**PROBLEM REQUIREMENTS**
Where the string "product" occurs in the material below, report the whole line.

┌─ INFORMATION GIVEN

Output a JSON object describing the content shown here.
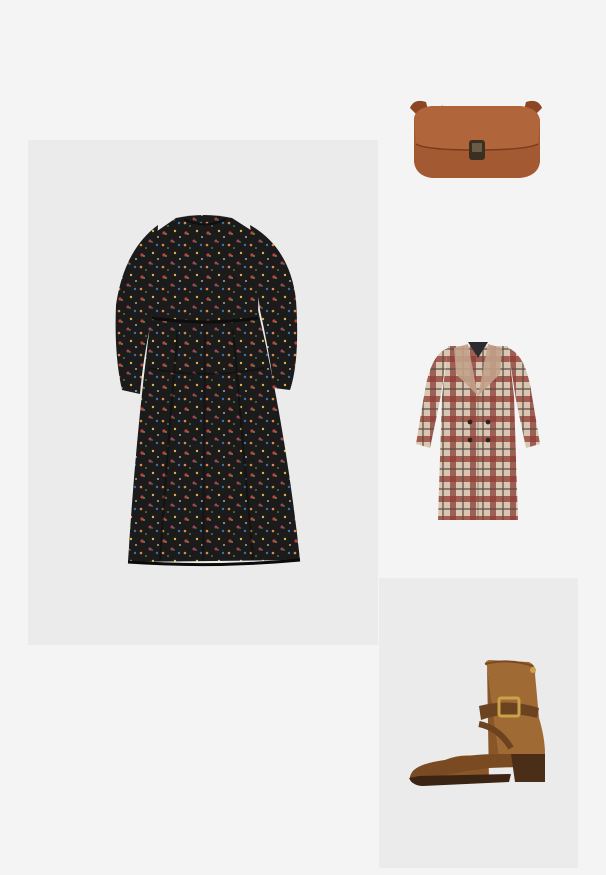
{
  "outfit": {
    "items": [
      {
        "product": "floral-print-dress",
        "image_color": "#1c1c1c"
      },
      {
        "product": "brown-leather-crossbody-bag",
        "image_color": "#a0532b"
      },
      {
        "product": "checked-wool-coat",
        "image_color": "#c9a48e"
      },
      {
        "product": "brown-buckle-ankle-boot",
        "image_color": "#9a6530"
      }
    ]
  }
}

└─

**FINAL RESULT**
        "product": "floral-print-dress",
        "product": "brown-leather-crossbody-bag",
        "product": "checked-wool-coat",
        "product": "brown-buckle-ankle-boot",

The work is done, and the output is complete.